## DATA SUPPLIED
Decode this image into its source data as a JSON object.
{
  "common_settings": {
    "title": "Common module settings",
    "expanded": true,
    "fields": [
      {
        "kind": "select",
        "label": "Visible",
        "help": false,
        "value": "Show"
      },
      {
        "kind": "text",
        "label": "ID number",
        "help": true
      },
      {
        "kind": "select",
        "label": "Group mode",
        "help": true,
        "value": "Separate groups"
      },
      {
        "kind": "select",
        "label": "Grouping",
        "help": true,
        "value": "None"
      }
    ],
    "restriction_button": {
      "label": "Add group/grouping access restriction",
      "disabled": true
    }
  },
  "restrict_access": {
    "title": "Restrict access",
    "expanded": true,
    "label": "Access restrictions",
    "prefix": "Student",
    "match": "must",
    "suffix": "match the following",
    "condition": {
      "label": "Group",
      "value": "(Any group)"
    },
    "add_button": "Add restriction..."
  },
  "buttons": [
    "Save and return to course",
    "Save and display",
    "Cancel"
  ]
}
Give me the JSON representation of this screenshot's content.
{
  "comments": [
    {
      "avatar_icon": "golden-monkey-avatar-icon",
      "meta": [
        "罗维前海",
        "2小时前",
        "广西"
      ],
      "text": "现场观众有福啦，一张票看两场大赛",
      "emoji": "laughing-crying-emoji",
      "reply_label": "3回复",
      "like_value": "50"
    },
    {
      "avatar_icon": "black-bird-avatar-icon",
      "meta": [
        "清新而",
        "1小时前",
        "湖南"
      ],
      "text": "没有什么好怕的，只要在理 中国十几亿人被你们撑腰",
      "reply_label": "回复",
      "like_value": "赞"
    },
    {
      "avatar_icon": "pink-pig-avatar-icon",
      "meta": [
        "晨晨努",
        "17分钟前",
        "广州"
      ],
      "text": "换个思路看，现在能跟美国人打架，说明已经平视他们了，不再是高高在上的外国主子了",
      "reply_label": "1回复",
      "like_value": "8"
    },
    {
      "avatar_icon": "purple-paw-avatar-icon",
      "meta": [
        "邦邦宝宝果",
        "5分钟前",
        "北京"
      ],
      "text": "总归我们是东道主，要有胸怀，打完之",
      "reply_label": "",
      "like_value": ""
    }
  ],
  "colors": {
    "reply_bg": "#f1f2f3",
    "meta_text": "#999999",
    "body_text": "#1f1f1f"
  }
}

## EXERCISE
Quote the line that contains "Give me the" and each line after it through the end of the data, exactly, leaving out everything else.

## WRITTEN RESPONSE
Give me the JSON representation of this screenshot's content.
{
  "comments": [
    {
      "avatar_icon": "golden-monkey-avatar-icon",
      "meta": [
        "罗维前海",
        "2小时前",
        "广西"
      ],
      "text": "现场观众有福啦，一张票看两场大赛",
      "emoji": "laughing-crying-emoji",
      "reply_label": "3回复",
      "like_value": "50"
    },
    {
      "avatar_icon": "black-bird-avatar-icon",
      "meta": [
        "清新而",
        "1小时前",
        "湖南"
      ],
      "text": "没有什么好怕的，只要在理 中国十几亿人被你们撑腰",
      "reply_label": "回复",
      "like_value": "赞"
    },
    {
      "avatar_icon": "pink-pig-avatar-icon",
      "meta": [
        "晨晨努",
        "17分钟前",
        "广州"
      ],
      "text": "换个思路看，现在能跟美国人打架，说明已经平视他们了，不再是高高在上的外国主子了",
      "reply_label": "1回复",
      "like_value": "8"
    },
    {
      "avatar_icon": "purple-paw-avatar-icon",
      "meta": [
        "邦邦宝宝果",
        "5分钟前",
        "北京"
      ],
      "text": "总归我们是东道主，要有胸怀，打完之",
      "reply_label": "",
      "like_value": ""
    }
  ],
  "colors": {
    "reply_bg": "#f1f2f3",
    "meta_text": "#999999",
    "body_text": "#1f1f1f"
  }
}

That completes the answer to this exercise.